Supplied material:
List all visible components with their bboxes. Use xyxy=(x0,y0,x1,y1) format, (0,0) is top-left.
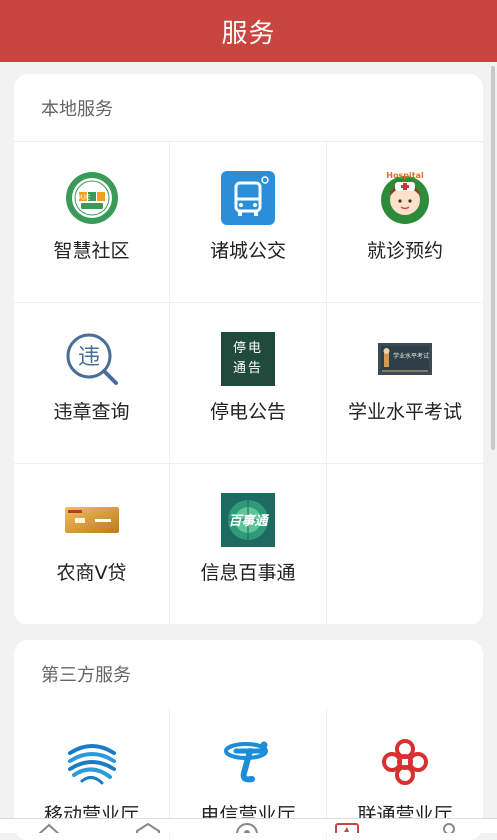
icon-text: Hospital xyxy=(386,171,424,180)
service-power-outage-notice[interactable]: 停电通告 停电公告 xyxy=(170,303,327,464)
location-icon[interactable] xyxy=(234,821,260,833)
china-mobile-icon xyxy=(64,734,120,790)
info-baishitong-icon: 百事通 xyxy=(220,492,276,548)
service-label: 停电公告 xyxy=(209,401,286,423)
icon-text: 停电通告 xyxy=(232,341,263,376)
service-academic-exam[interactable]: 学业水平考试 学业水平考试 xyxy=(327,303,483,464)
service-label: 学业水平考试 xyxy=(347,401,462,423)
service-label: 就诊预约 xyxy=(366,240,443,262)
icon-text: UUE xyxy=(75,194,90,202)
local-services-card: 本地服务 UUE 智慧社区 诸城公交 Hospital 就诊预约 违 违章查询 … xyxy=(14,74,483,625)
section-title: 第三方服务 xyxy=(41,665,131,686)
scrollbar[interactable] xyxy=(491,66,495,450)
icon-text: 百事通 xyxy=(228,513,269,529)
service-label: 诸城公交 xyxy=(209,240,286,262)
china-unicom-icon xyxy=(377,734,433,790)
china-telecom-icon xyxy=(220,734,276,790)
local-services-grid: UUE 智慧社区 诸城公交 Hospital 就诊预约 违 违章查询 停电通告 … xyxy=(14,142,483,625)
service-label: 信息百事通 xyxy=(200,562,296,584)
category-icon[interactable] xyxy=(135,821,161,833)
bank-card-icon xyxy=(64,492,120,548)
home-icon[interactable] xyxy=(36,821,62,833)
service-smart-community[interactable]: UUE 智慧社区 xyxy=(14,142,170,303)
service-label: 农商V贷 xyxy=(56,562,127,584)
services-icon[interactable] xyxy=(334,821,360,833)
hospital-nurse-icon: Hospital xyxy=(377,170,433,226)
service-info-baishitong[interactable]: 百事通 信息百事通 xyxy=(170,464,327,625)
service-label: 智慧社区 xyxy=(53,240,130,262)
power-outage-notice-icon: 停电通告 xyxy=(220,331,276,387)
profile-icon[interactable] xyxy=(436,821,462,833)
page-title: 服务 xyxy=(221,18,276,49)
service-zhucheng-bus[interactable]: 诸城公交 xyxy=(170,142,327,303)
service-rural-bank-loan[interactable]: 农商V贷 xyxy=(14,464,170,625)
bottom-tab-bar xyxy=(0,818,497,833)
service-hospital-appointment[interactable]: Hospital 就诊预约 xyxy=(327,142,483,303)
bus-icon xyxy=(220,170,276,226)
empty-cell xyxy=(327,464,483,625)
exam-blackboard-icon: 学业水平考试 xyxy=(377,331,433,387)
icon-text: 违 xyxy=(77,345,99,370)
app-header: 服务 xyxy=(0,0,497,62)
service-violation-query[interactable]: 违 违章查询 xyxy=(14,303,170,464)
community-badge-icon: UUE xyxy=(64,170,120,226)
section-title: 本地服务 xyxy=(14,74,483,142)
service-label: 违章查询 xyxy=(53,401,130,423)
third-party-services-card: 第三方服务 移动营业厅 电信营业厅 联通营业厅 xyxy=(14,640,483,840)
icon-text: 学业水平考试 xyxy=(393,352,429,360)
violation-search-icon: 违 xyxy=(64,331,120,387)
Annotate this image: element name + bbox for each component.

Exercise directions: Please pull out every line in the data above that contains the string "info", treating uppercase and lowercase as different.

The output:
info-baishitong-icon: 百事通 xyxy=(220,492,276,548)
service-info-baishitong[interactable]: 百事通 信息百事通 xyxy=(170,464,327,625)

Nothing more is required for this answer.